### Document text:
========================

Could it be that he really is faithful? And I am reading to much into him going out on the weekends? I am starting to come to a point where I don’t want to be around him anymore and I am having anxiety attacks I don’t know what to do next I cant prove he is or is not cheating on me. All I know is that he is telling lies because I am catching him in them he lies about where hes gone how he got home ect and until I confront him that I know the truth, he lies to me then scrambles to try and tell me something he thinks I will believe.
Since the last confrontation like I say he has been different but I wonder if this is because he thinks I am getting closer to finding something out. I should also mention that a while ago he had trouble getting things working in the bedroom we will say :S and that lasted for a while but he seems to be ok again now?? I don’t understand.
Im wondering I guess if I am just the paranoid wife, I mean I have no problem with my husband being out the boys fine but I cant take being lied too it makes it seem as if he is trying to hide something. Am I over thinking the situation?


----------



## Hope1964 (Sep 26, 2011)

STOP confronting him and start gathering evidence. He's going to lie his way out of whatever you say, so gather hard proof, tell him about that when you have it, and do NOT accept his lies.

You REALLY need a VAR in his car.


----------



## FeministInPink (Sep 13, 2012)

scared1, if he was just "going out with the boys," he wouldn't be out until 8:30 on a Saturday morning. Are you telling me that none of those boys have a woman to go home to? He's messing around. If he's not messing around, he's still a weak-a$$ excuse for a husband and father.

Follow the other posters' advice - get a VAR, get a keystroke recorder, get some evidence, and make your plan to GET OUT. You're too young to settle for this BS.


----------

========================

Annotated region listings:
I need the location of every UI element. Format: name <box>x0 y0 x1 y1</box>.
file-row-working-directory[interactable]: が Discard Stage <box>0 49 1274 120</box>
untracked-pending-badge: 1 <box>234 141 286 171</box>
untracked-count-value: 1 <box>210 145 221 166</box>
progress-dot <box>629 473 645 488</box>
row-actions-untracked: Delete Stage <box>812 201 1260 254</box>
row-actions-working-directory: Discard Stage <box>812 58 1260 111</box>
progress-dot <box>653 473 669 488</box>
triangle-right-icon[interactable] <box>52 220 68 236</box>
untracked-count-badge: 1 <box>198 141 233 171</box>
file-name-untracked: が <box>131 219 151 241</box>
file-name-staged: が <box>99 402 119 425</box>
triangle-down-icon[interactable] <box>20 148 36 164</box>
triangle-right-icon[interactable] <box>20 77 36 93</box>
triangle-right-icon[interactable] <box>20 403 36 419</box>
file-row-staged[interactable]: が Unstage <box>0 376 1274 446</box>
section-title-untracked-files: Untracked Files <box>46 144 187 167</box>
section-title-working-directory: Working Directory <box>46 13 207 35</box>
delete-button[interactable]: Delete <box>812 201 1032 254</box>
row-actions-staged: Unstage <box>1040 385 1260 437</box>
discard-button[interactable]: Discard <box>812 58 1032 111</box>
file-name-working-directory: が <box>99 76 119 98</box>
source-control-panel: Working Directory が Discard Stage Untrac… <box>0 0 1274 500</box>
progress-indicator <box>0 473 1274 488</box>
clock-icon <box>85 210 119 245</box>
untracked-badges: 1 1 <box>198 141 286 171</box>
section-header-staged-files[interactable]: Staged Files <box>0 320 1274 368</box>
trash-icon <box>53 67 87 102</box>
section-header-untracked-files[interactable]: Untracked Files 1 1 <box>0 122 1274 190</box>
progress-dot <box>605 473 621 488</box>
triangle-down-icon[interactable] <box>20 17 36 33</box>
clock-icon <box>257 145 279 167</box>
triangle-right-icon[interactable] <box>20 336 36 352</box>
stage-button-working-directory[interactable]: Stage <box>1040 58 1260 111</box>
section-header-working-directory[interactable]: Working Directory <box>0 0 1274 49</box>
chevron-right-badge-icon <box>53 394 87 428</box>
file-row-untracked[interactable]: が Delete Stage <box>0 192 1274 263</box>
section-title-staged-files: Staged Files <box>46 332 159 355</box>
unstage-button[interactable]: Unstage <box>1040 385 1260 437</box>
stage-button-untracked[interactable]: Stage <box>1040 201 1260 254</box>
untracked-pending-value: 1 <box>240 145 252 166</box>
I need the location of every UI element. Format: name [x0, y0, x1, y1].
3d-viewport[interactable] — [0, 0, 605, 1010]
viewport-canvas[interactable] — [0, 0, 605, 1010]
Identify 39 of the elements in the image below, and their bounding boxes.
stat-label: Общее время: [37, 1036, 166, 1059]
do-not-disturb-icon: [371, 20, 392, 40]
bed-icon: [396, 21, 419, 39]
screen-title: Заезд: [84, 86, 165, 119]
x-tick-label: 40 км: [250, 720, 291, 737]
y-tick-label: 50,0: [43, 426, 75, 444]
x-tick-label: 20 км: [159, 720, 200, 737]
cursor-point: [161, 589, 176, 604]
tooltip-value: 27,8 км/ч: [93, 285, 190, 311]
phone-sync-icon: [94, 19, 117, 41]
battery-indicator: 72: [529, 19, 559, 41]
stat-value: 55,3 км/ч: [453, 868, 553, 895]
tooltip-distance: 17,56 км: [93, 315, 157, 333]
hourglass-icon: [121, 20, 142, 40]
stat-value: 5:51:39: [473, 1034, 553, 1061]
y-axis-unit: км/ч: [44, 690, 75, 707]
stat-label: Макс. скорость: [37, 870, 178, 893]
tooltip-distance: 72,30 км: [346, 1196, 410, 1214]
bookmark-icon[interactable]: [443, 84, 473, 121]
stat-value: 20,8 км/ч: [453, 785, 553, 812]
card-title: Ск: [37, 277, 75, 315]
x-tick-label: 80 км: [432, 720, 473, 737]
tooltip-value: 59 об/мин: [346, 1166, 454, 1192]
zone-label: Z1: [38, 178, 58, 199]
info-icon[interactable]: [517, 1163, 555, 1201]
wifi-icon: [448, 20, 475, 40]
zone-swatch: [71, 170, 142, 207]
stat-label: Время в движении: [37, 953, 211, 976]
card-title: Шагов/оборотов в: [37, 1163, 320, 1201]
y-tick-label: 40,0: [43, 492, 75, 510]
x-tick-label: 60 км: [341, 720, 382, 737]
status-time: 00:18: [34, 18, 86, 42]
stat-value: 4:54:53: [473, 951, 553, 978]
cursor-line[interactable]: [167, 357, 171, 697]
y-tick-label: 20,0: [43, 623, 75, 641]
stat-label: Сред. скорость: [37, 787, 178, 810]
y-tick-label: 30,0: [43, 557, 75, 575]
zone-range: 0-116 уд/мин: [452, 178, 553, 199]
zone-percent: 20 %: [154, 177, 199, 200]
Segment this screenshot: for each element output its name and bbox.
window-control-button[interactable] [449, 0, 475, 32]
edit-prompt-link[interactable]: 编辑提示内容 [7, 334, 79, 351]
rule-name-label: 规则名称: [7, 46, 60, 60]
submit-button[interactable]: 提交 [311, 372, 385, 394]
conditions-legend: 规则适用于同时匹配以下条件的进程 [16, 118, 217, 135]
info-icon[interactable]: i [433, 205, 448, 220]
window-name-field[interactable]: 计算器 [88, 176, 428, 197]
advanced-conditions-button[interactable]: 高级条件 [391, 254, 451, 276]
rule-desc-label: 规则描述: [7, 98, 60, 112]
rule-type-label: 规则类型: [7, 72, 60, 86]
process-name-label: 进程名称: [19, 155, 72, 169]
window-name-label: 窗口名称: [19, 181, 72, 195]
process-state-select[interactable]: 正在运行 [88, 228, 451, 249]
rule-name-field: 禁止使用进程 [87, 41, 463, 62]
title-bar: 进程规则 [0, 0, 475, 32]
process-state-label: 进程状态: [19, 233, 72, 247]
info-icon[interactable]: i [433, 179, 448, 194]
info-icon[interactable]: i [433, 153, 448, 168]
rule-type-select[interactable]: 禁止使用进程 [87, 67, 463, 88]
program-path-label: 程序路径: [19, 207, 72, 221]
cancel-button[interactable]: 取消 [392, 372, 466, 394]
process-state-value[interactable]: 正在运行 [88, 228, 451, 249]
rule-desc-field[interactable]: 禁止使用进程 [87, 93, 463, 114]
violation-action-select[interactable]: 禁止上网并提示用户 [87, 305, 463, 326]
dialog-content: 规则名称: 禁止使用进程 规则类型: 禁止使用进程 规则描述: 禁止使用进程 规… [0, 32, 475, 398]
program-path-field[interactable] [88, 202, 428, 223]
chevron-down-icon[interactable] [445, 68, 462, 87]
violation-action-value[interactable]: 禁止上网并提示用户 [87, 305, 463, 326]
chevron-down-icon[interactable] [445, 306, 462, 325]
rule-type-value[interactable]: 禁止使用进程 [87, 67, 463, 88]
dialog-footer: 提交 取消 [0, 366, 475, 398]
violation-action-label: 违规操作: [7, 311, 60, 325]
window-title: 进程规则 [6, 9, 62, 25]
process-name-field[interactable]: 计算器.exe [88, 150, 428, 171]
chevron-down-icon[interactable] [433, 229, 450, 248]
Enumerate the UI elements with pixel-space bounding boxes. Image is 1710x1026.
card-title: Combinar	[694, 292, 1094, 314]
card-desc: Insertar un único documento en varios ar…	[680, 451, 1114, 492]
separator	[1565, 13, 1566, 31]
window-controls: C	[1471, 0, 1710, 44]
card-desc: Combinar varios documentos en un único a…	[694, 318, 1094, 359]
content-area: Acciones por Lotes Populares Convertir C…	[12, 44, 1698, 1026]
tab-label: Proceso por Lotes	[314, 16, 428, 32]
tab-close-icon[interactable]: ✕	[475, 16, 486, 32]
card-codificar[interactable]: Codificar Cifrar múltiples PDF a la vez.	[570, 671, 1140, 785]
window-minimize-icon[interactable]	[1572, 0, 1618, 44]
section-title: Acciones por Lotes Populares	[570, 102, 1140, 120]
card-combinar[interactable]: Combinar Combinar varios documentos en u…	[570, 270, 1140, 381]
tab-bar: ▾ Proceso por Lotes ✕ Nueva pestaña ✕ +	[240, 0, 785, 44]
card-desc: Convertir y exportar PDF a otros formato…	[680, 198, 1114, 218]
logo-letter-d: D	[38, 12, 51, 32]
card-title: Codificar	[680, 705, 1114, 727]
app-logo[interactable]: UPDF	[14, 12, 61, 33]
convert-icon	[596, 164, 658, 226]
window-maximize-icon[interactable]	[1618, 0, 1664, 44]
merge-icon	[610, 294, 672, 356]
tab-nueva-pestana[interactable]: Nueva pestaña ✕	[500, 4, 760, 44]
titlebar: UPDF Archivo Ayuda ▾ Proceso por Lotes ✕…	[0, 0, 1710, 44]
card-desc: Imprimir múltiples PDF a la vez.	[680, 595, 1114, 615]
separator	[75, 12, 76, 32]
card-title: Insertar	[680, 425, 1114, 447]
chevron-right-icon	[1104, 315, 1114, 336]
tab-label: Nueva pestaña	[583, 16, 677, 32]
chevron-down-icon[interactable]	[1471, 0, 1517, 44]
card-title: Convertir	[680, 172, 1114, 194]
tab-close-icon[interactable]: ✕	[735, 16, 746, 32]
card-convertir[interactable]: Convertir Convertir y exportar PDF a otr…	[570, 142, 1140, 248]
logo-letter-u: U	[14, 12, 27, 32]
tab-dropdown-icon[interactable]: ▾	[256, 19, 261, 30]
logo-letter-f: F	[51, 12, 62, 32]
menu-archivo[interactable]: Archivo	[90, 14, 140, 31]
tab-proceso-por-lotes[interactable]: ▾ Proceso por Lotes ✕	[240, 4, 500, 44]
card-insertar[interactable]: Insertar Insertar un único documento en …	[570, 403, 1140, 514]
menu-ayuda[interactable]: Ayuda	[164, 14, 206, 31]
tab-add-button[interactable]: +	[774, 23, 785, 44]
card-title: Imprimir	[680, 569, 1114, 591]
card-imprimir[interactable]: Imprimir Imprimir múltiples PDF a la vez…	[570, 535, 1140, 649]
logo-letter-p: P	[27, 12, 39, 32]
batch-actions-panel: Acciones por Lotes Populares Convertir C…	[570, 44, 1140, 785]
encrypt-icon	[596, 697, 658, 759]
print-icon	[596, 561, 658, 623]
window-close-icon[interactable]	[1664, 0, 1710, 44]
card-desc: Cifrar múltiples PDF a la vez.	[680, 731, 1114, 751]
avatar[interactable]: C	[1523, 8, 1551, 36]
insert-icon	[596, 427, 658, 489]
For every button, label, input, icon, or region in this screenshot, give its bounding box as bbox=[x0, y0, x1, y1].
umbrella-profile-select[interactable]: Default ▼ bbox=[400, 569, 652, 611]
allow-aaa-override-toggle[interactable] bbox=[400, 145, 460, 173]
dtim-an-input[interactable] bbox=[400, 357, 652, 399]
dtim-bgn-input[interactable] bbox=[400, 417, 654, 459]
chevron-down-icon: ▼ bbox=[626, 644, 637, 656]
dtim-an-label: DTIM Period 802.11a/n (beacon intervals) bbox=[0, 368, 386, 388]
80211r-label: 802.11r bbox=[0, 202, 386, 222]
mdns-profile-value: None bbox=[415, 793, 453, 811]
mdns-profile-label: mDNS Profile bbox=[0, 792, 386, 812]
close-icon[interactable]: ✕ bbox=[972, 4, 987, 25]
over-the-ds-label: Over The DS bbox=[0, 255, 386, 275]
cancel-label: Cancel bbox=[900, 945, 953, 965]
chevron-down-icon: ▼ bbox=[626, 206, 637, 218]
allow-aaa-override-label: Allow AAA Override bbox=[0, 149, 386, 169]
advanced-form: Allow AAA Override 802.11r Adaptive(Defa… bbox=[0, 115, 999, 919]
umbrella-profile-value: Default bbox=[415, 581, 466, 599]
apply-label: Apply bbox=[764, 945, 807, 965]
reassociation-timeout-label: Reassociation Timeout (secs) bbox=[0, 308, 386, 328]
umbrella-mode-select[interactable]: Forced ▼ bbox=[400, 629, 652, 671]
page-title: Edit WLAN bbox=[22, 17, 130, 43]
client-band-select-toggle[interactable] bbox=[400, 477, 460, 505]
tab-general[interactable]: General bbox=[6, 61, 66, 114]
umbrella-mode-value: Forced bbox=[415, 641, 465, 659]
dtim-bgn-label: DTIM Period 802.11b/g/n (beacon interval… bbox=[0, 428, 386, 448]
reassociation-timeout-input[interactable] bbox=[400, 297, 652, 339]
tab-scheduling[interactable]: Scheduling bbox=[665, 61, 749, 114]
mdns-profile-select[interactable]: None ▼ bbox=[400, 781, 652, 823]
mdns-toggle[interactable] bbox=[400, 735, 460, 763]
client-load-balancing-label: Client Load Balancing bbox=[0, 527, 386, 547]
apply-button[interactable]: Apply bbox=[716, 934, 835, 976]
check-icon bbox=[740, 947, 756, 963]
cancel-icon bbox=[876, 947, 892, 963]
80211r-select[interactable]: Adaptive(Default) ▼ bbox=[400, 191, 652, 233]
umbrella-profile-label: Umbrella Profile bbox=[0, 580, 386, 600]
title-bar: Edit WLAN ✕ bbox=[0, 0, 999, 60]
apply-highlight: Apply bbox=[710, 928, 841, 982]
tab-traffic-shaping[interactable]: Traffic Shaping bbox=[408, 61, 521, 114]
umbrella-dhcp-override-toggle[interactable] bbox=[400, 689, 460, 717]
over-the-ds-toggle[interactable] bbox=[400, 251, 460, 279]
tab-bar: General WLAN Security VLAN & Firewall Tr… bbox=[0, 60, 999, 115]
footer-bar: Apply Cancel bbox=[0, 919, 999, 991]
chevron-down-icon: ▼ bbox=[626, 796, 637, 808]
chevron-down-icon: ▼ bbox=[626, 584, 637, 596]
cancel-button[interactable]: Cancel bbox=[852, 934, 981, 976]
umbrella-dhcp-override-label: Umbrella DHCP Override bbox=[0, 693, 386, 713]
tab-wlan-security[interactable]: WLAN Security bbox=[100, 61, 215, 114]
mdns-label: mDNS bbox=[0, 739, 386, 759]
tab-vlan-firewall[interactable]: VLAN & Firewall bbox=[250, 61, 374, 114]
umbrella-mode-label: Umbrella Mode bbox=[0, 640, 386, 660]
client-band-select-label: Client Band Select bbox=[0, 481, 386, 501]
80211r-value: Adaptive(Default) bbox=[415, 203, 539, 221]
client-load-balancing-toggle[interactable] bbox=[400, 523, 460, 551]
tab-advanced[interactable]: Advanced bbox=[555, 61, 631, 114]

========================

### Required work:
A – List the things FeministInPink tells the original poster to do in the paragraph that begins "Follow the other posters' advice" in the forum thread.
B – Answer these questions about the forum thread:
(i) What date appears on Hope1964's post?
(ii) What time on a Saturday morning does FeministInPink mention?
(iii) Where does Hope1964 say a VAR is needed?
C – Decide whether each statement agrees with the forum thread. Answer yes or no, and quote the words of the thread that decide it.
(i) The original poster objects to her husband going out with the boys.
(ii) Hope1964 advises continuing to confront him.
(iii) The original poster says she is having anxiety attacks.

### Results for the exercise:
A –
Get a VAR
Get a keystroke recorder
Get some evidence
Make a plan to get out

B –
(i) Sep 26, 2011
(ii) 8:30
(iii) In his car

C –
(i) No: "I have no problem with my husband being out the boys fine"
(ii) No: "STOP confronting him and start gathering evidence."
(iii) Yes: "I am having anxiety attacks"